### Record list
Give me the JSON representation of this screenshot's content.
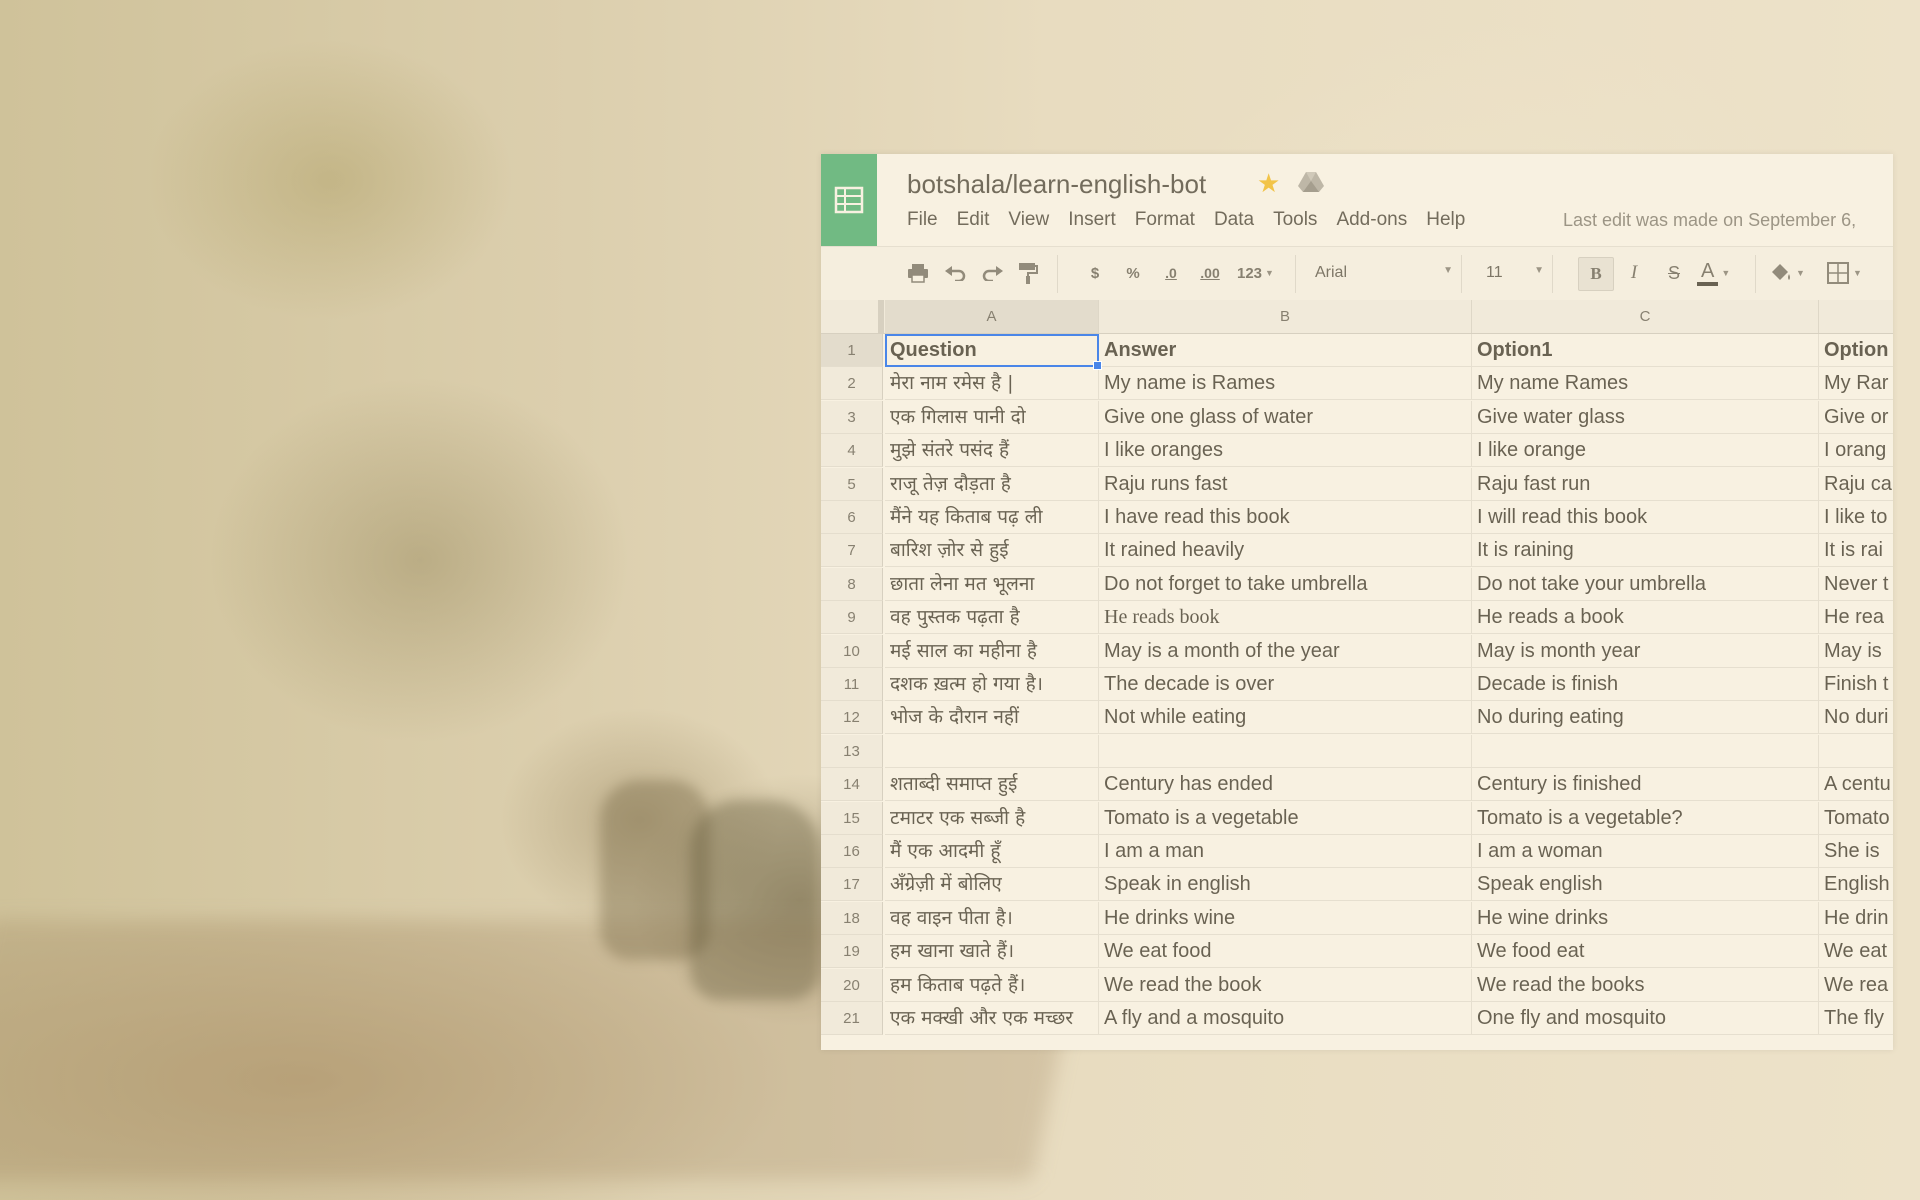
{
  "document": {
    "title": "botshala/learn-english-bot",
    "last_edit": "Last edit was made on September 6,"
  },
  "menu": [
    "File",
    "Edit",
    "View",
    "Insert",
    "Format",
    "Data",
    "Tools",
    "Add-ons",
    "Help"
  ],
  "toolbar": {
    "currency": "$",
    "percent": "%",
    "decrease_decimal": ".0",
    "increase_decimal": ".00",
    "more_formats": "123",
    "font": "Arial",
    "font_size": "11",
    "bold": "B",
    "italic": "I",
    "strikethrough": "S",
    "text_color": "A",
    "icons": [
      "print-icon",
      "undo-icon",
      "redo-icon",
      "paint-format-icon",
      "fill-color-icon",
      "borders-icon"
    ]
  },
  "columns": [
    "A",
    "B",
    "C",
    ""
  ],
  "rows": [
    {
      "n": "1",
      "cells": [
        "Question",
        "Answer",
        "Option1",
        "Option"
      ]
    },
    {
      "n": "2",
      "cells": [
        "मेरा नाम रमेस है |",
        "My name is Rames",
        "My name Rames",
        "My Rar"
      ]
    },
    {
      "n": "3",
      "cells": [
        "एक गिलास पानी दो",
        "Give one glass of water",
        "Give water glass",
        "Give or"
      ]
    },
    {
      "n": "4",
      "cells": [
        "मुझे संतरे पसंद हैं",
        "I like oranges",
        "I like orange",
        "I orang"
      ]
    },
    {
      "n": "5",
      "cells": [
        "राजू तेज़ दौड़ता है",
        "Raju runs fast",
        "Raju fast run",
        "Raju ca"
      ]
    },
    {
      "n": "6",
      "cells": [
        "मैंने यह किताब पढ़ ली",
        "I have read this book",
        "I will read this book",
        "I like to"
      ]
    },
    {
      "n": "7",
      "cells": [
        "बारिश ज़ोर से हुई",
        "It rained heavily",
        "It is raining",
        "It is rai"
      ]
    },
    {
      "n": "8",
      "cells": [
        "छाता लेना मत भूलना",
        "Do not forget to take umbrella",
        "Do not take your umbrella",
        "Never t"
      ]
    },
    {
      "n": "9",
      "cells": [
        "वह पुस्तक पढ़ता है",
        "He reads book",
        "He reads a book",
        "He rea"
      ]
    },
    {
      "n": "10",
      "cells": [
        "मई  साल का महीना है",
        "May is a month of the year",
        "May is month year",
        "May is"
      ]
    },
    {
      "n": "11",
      "cells": [
        "दशक ख़त्म हो गया है।",
        "The decade is over",
        "Decade is finish",
        "Finish t"
      ]
    },
    {
      "n": "12",
      "cells": [
        "भोज के दौरान नहीं",
        "Not while eating",
        "No during eating",
        "No duri"
      ]
    },
    {
      "n": "13",
      "cells": [
        "",
        "",
        "",
        ""
      ]
    },
    {
      "n": "14",
      "cells": [
        "शताब्दी समाप्त हुई",
        "Century has ended",
        "Century is finished",
        "A centu"
      ]
    },
    {
      "n": "15",
      "cells": [
        "टमाटर एक सब्जी है",
        "Tomato is a vegetable",
        "Tomato is a vegetable?",
        "Tomato"
      ]
    },
    {
      "n": "16",
      "cells": [
        "मैं एक आदमी हूँ",
        "I am a man",
        "I am a woman",
        "She is"
      ]
    },
    {
      "n": "17",
      "cells": [
        "अँग्रेज़ी में बोलिए",
        "Speak in english",
        "Speak english",
        "English"
      ]
    },
    {
      "n": "18",
      "cells": [
        "वह वाइन पीता है।",
        "He drinks wine",
        "He wine drinks",
        "He drin"
      ]
    },
    {
      "n": "19",
      "cells": [
        "हम खाना खाते हैं।",
        "We eat food",
        "We food eat",
        "We eat"
      ]
    },
    {
      "n": "20",
      "cells": [
        "हम किताब पढ़ते हैं।",
        "We read the book",
        "We read the books",
        "We rea"
      ]
    },
    {
      "n": "21",
      "cells": [
        "एक मक्खी और एक मच्छर",
        "A fly and a mosquito",
        "One fly and mosquito",
        "The fly"
      ]
    }
  ],
  "colors": {
    "brand_green": "#1fa463",
    "star": "#f5b400",
    "selection": "#4a86e8"
  }
}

### Your objective
Repeat all of the records verbatim, leaving out the pictures.

### Exercise solution
Give me the JSON representation of this screenshot's content.
{
  "document": {
    "title": "botshala/learn-english-bot",
    "last_edit": "Last edit was made on September 6,"
  },
  "menu": [
    "File",
    "Edit",
    "View",
    "Insert",
    "Format",
    "Data",
    "Tools",
    "Add-ons",
    "Help"
  ],
  "toolbar": {
    "currency": "$",
    "percent": "%",
    "decrease_decimal": ".0",
    "increase_decimal": ".00",
    "more_formats": "123",
    "font": "Arial",
    "font_size": "11",
    "bold": "B",
    "italic": "I",
    "strikethrough": "S",
    "text_color": "A",
    "icons": [
      "print-icon",
      "undo-icon",
      "redo-icon",
      "paint-format-icon",
      "fill-color-icon",
      "borders-icon"
    ]
  },
  "columns": [
    "A",
    "B",
    "C",
    ""
  ],
  "rows": [
    {
      "n": "1",
      "cells": [
        "Question",
        "Answer",
        "Option1",
        "Option"
      ]
    },
    {
      "n": "2",
      "cells": [
        "मेरा नाम रमेस है |",
        "My name is Rames",
        "My name Rames",
        "My Rar"
      ]
    },
    {
      "n": "3",
      "cells": [
        "एक गिलास पानी दो",
        "Give one glass of water",
        "Give water glass",
        "Give or"
      ]
    },
    {
      "n": "4",
      "cells": [
        "मुझे संतरे पसंद हैं",
        "I like oranges",
        "I like orange",
        "I orang"
      ]
    },
    {
      "n": "5",
      "cells": [
        "राजू तेज़ दौड़ता है",
        "Raju runs fast",
        "Raju fast run",
        "Raju ca"
      ]
    },
    {
      "n": "6",
      "cells": [
        "मैंने यह किताब पढ़ ली",
        "I have read this book",
        "I will read this book",
        "I like to"
      ]
    },
    {
      "n": "7",
      "cells": [
        "बारिश ज़ोर से हुई",
        "It rained heavily",
        "It is raining",
        "It is rai"
      ]
    },
    {
      "n": "8",
      "cells": [
        "छाता लेना मत भूलना",
        "Do not forget to take umbrella",
        "Do not take your umbrella",
        "Never t"
      ]
    },
    {
      "n": "9",
      "cells": [
        "वह पुस्तक पढ़ता है",
        "He reads book",
        "He reads a book",
        "He rea"
      ]
    },
    {
      "n": "10",
      "cells": [
        "मई  साल का महीना है",
        "May is a month of the year",
        "May is month year",
        "May is"
      ]
    },
    {
      "n": "11",
      "cells": [
        "दशक ख़त्म हो गया है।",
        "The decade is over",
        "Decade is finish",
        "Finish t"
      ]
    },
    {
      "n": "12",
      "cells": [
        "भोज के दौरान नहीं",
        "Not while eating",
        "No during eating",
        "No duri"
      ]
    },
    {
      "n": "13",
      "cells": [
        "",
        "",
        "",
        ""
      ]
    },
    {
      "n": "14",
      "cells": [
        "शताब्दी समाप्त हुई",
        "Century has ended",
        "Century is finished",
        "A centu"
      ]
    },
    {
      "n": "15",
      "cells": [
        "टमाटर एक सब्जी है",
        "Tomato is a vegetable",
        "Tomato is a vegetable?",
        "Tomato"
      ]
    },
    {
      "n": "16",
      "cells": [
        "मैं एक आदमी हूँ",
        "I am a man",
        "I am a woman",
        "She is"
      ]
    },
    {
      "n": "17",
      "cells": [
        "अँग्रेज़ी में बोलिए",
        "Speak in english",
        "Speak english",
        "English"
      ]
    },
    {
      "n": "18",
      "cells": [
        "वह वाइन पीता है।",
        "He drinks wine",
        "He wine drinks",
        "He drin"
      ]
    },
    {
      "n": "19",
      "cells": [
        "हम खाना खाते हैं।",
        "We eat food",
        "We food eat",
        "We eat"
      ]
    },
    {
      "n": "20",
      "cells": [
        "हम किताब पढ़ते हैं।",
        "We read the book",
        "We read the books",
        "We rea"
      ]
    },
    {
      "n": "21",
      "cells": [
        "एक मक्खी और एक मच्छर",
        "A fly and a mosquito",
        "One fly and mosquito",
        "The fly"
      ]
    }
  ],
  "colors": {
    "brand_green": "#1fa463",
    "star": "#f5b400",
    "selection": "#4a86e8"
  }
}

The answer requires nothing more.